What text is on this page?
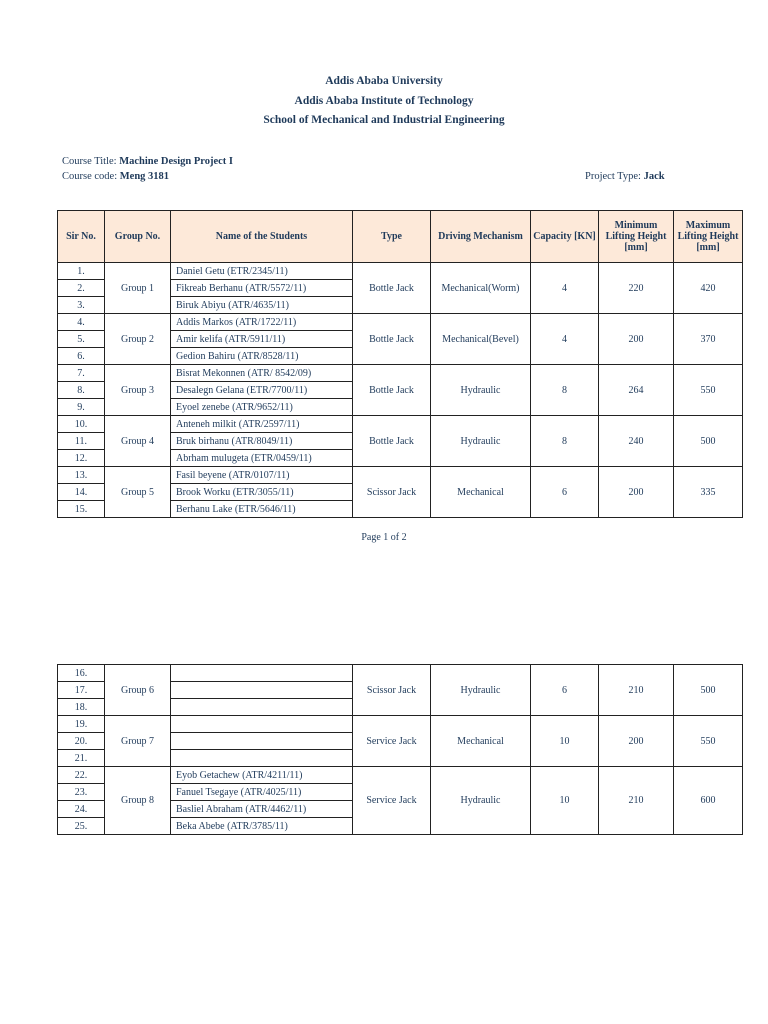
Addis Ababa University
Addis Ababa Institute of Technology
School of Mechanical and Industrial Engineering
Course Title: Machine Design Project I
Course code: Meng 3181	Project Type: Jack
Sir No.	Group No.	Name of the Students	Type	Driving Mechanism	Capacity [KN]	Minimum Lifting Height [mm]	Maximum Lifting Height [mm]
1.	Group 1	Daniel Getu (ETR/2345/11)	Bottle Jack	Mechanical(Worm)	4	220	420
2.		Fikreab Berhanu (ATR/5572/11)					
3.		Biruk Abiyu (ATR/4635/11)					
4.	Group 2	Addis Markos (ATR/1722/11)	Bottle Jack	Mechanical(Bevel)	4	200	370
5.		Amir kelifa (ATR/5911/11)					
6.		Gedion Bahiru (ATR/8528/11)					
7.	Group 3	Bisrat Mekonnen (ATR/ 8542/09)	Bottle Jack	Hydraulic	8	264	550
8.		Desalegn Gelana (ETR/7700/11)					
9.		Eyoel zenebe (ATR/9652/11)					
10.	Group 4	Anteneh milkit (ATR/2597/11)	Bottle Jack	Hydraulic	8	240	500
11.		Bruk birhanu (ATR/8049/11)					
12.		Abrham mulugeta (ETR/0459/11)					
13.	Group 5	Fasil beyene (ATR/0107/11)	Scissor Jack	Mechanical	6	200	335
14.		Brook Worku (ETR/3055/11)					
15.		Berhanu Lake (ETR/5646/11)					
Page 1 of 2
16.	Group 6		Scissor Jack	Hydraulic	6	210	500
17.							
18.							
19.	Group 7		Service Jack	Mechanical	10	200	550
20.							
21.							
22.	Group 8	Eyob Getachew (ATR/4211/11)	Service Jack	Hydraulic	10	210	600
23.		Fanuel Tsegaye (ATR/4025/11)					
24.		Basliel Abraham (ATR/4462/11)					
25.		Beka Abebe (ATR/3785/11)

____

**Work to be completed**: Which lines hold the word "Service"? Copy each of them from the records.

**Solved exercise**:
19.	Group 7		Service Jack	Mechanical	10	200	550
22.	Group 8	Eyob Getachew (ATR/4211/11)	Service Jack	Hydraulic	10	210	600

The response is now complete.